**OBJECTIVE:** Extract every line that includes the string "восточной".

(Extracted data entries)
>> START

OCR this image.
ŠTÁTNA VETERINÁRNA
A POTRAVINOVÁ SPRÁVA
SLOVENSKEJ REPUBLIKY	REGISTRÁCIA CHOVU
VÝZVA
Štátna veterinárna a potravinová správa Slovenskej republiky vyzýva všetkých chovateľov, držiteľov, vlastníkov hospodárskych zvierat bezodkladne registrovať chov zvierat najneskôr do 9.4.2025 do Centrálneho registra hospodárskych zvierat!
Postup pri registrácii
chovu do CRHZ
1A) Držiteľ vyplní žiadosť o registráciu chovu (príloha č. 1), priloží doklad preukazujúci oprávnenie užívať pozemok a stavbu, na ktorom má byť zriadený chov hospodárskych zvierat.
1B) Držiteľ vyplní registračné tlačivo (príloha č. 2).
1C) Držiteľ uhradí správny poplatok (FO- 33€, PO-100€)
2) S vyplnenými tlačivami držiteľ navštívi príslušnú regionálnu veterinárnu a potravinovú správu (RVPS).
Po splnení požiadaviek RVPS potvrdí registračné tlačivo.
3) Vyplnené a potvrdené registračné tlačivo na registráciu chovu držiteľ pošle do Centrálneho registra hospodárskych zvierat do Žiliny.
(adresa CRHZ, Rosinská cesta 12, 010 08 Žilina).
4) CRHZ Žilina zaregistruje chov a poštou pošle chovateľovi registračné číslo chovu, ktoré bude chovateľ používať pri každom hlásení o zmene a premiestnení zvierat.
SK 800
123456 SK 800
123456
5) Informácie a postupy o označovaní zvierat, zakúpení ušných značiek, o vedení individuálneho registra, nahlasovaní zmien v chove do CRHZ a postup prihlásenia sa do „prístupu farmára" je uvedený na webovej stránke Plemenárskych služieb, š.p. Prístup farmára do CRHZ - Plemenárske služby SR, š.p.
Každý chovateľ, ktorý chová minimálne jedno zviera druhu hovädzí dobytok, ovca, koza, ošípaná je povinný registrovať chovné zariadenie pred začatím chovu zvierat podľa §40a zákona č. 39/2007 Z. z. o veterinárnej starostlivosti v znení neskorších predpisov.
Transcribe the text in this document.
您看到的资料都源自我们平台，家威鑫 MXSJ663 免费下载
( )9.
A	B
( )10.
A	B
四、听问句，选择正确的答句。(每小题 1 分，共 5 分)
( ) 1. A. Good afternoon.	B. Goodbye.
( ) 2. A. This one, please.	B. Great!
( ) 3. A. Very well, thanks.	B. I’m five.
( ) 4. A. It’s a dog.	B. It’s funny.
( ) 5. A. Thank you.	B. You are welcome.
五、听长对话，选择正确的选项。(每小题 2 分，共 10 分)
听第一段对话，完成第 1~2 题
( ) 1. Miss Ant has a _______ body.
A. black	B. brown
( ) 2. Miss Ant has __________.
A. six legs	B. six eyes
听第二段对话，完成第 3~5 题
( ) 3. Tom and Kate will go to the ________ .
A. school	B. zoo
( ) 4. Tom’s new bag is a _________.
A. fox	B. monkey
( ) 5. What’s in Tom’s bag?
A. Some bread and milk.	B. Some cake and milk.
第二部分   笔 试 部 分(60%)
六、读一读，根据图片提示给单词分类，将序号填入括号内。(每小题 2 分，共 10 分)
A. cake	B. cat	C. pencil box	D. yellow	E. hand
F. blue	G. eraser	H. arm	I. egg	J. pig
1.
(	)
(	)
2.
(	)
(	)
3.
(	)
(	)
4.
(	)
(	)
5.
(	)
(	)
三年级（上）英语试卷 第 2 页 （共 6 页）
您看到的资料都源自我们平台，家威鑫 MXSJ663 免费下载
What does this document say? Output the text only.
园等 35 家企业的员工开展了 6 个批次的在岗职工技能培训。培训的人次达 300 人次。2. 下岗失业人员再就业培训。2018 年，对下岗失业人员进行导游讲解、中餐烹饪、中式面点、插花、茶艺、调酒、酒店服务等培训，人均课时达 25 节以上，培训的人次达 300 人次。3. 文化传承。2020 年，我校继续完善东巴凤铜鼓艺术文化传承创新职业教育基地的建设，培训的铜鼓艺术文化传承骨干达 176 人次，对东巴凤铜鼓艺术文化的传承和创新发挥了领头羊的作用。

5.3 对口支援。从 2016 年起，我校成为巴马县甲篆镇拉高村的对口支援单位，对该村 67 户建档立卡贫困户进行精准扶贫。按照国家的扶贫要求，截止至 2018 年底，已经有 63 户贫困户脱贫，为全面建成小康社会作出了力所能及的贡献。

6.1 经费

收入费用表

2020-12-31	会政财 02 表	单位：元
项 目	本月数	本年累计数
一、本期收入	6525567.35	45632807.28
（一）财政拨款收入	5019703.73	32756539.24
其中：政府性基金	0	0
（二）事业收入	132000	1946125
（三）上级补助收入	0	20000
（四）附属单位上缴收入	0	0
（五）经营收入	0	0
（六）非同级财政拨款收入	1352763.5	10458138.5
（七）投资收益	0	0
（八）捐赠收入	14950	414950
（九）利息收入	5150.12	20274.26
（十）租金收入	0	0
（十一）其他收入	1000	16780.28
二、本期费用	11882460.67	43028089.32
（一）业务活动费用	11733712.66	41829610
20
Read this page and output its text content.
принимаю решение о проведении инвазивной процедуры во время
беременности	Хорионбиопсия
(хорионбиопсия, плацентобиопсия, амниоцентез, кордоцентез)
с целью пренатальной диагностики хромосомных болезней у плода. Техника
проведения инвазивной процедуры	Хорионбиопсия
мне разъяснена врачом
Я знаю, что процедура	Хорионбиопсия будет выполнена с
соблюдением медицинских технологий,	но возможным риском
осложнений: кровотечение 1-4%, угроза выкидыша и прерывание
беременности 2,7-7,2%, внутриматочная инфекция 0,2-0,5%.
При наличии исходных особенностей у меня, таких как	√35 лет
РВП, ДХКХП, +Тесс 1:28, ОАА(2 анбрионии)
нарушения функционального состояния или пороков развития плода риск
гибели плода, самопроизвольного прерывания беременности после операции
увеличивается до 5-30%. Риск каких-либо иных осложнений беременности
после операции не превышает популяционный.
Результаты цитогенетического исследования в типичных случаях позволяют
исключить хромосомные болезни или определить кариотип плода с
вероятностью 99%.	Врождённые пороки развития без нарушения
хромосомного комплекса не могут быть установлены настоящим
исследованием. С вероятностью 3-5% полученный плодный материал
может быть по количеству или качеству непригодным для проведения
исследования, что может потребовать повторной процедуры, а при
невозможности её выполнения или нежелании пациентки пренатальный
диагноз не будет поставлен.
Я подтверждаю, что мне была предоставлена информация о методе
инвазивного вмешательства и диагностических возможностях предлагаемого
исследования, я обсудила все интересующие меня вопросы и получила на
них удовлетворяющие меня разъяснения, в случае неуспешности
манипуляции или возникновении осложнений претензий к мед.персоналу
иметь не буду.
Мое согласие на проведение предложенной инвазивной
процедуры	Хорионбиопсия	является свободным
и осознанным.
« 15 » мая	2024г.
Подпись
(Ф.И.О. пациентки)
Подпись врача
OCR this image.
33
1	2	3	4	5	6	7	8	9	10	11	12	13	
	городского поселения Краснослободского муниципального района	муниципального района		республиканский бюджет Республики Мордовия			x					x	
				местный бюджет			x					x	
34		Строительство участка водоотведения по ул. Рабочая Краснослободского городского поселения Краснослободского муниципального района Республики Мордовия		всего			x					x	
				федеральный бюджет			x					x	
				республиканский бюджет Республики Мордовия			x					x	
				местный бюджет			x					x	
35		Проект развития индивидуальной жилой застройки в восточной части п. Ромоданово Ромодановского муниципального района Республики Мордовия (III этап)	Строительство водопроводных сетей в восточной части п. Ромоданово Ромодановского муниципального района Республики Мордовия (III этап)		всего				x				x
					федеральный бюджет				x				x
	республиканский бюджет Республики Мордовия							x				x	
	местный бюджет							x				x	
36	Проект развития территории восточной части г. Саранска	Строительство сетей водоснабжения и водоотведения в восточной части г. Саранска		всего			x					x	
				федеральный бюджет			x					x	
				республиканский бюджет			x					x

>> END

**TASK RESULT:**
35		Проект развития индивидуальной жилой застройки в восточной части п. Ромоданово Ромодановского муниципального района Республики Мордовия (III этап)	Строительство водопроводных сетей в восточной части п. Ромоданово Ромодановского муниципального района Республики Мордовия (III этап)		всего				x				x
36	Проект развития территории восточной части г. Саранска	Строительство сетей водоснабжения и водоотведения в восточной части г. Саранска		всего			x					x	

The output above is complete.